** begin EXERCISE MATERIAL **
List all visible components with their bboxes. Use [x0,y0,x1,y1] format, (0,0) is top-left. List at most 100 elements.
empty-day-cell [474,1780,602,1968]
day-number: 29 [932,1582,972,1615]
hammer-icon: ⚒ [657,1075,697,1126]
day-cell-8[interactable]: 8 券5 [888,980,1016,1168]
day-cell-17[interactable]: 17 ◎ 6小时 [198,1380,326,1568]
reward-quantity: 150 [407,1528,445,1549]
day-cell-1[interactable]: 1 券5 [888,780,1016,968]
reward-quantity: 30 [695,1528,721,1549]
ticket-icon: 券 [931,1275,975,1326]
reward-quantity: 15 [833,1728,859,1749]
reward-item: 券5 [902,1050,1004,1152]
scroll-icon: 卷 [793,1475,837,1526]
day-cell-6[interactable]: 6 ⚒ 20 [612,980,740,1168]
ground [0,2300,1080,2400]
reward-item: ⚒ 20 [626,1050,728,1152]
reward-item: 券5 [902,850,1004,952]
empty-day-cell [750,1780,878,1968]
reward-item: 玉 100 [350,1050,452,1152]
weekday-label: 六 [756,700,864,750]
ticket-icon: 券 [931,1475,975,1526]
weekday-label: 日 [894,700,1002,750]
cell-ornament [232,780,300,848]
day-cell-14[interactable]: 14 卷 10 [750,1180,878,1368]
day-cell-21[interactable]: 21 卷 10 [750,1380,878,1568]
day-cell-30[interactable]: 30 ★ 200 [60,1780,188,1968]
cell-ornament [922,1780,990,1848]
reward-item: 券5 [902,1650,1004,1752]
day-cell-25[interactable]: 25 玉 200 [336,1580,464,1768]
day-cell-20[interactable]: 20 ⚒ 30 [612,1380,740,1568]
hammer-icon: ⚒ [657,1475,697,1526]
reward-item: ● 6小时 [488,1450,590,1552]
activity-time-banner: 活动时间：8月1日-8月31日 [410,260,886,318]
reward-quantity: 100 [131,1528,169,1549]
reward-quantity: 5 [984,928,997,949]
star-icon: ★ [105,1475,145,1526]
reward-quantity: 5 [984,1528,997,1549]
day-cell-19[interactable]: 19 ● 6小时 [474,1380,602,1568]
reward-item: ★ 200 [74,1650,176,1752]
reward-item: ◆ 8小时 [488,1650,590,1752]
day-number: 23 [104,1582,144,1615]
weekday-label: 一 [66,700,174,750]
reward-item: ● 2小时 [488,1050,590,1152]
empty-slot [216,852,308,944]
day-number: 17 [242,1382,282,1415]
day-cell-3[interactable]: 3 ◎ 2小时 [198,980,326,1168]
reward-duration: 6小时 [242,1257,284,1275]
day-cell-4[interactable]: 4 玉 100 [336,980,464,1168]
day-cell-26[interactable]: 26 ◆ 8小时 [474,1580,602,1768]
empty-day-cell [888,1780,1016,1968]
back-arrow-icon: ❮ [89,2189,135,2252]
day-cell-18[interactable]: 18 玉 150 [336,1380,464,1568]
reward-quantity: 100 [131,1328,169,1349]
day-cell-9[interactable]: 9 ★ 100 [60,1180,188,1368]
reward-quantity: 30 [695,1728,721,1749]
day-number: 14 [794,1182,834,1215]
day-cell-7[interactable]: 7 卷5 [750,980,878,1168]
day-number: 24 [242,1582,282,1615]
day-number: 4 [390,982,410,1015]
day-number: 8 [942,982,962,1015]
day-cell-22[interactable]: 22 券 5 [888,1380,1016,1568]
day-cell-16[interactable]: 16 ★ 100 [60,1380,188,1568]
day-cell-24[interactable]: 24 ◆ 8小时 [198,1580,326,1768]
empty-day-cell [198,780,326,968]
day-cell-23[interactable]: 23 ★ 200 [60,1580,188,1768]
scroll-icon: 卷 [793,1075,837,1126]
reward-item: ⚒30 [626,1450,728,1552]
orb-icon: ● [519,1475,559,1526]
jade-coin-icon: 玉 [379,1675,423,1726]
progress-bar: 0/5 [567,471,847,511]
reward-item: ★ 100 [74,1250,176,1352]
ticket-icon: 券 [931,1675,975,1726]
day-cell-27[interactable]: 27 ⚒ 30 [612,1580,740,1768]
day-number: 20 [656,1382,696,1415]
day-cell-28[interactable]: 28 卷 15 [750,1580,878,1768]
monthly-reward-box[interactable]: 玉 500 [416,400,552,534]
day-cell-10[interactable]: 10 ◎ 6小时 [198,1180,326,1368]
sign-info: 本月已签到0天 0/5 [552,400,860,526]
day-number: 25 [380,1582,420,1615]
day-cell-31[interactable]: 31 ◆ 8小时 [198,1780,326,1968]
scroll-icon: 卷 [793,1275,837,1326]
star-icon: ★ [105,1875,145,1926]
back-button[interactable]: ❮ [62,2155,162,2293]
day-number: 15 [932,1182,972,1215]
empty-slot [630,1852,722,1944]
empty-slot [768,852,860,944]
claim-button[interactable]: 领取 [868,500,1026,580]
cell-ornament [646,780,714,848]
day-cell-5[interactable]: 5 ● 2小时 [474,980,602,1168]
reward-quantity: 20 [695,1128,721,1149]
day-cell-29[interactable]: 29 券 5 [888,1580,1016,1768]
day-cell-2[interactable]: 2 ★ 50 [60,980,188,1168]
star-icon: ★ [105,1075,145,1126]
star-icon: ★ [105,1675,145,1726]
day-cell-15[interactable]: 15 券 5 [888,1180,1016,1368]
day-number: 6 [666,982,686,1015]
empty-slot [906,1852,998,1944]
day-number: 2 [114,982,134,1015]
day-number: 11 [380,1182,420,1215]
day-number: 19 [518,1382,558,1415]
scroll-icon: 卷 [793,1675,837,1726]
** end EXERCISE MATERIAL **
GIVEN TASK: How many of the lines above contain the string "label"? Case counts; give only the number.

OUTPUT: 3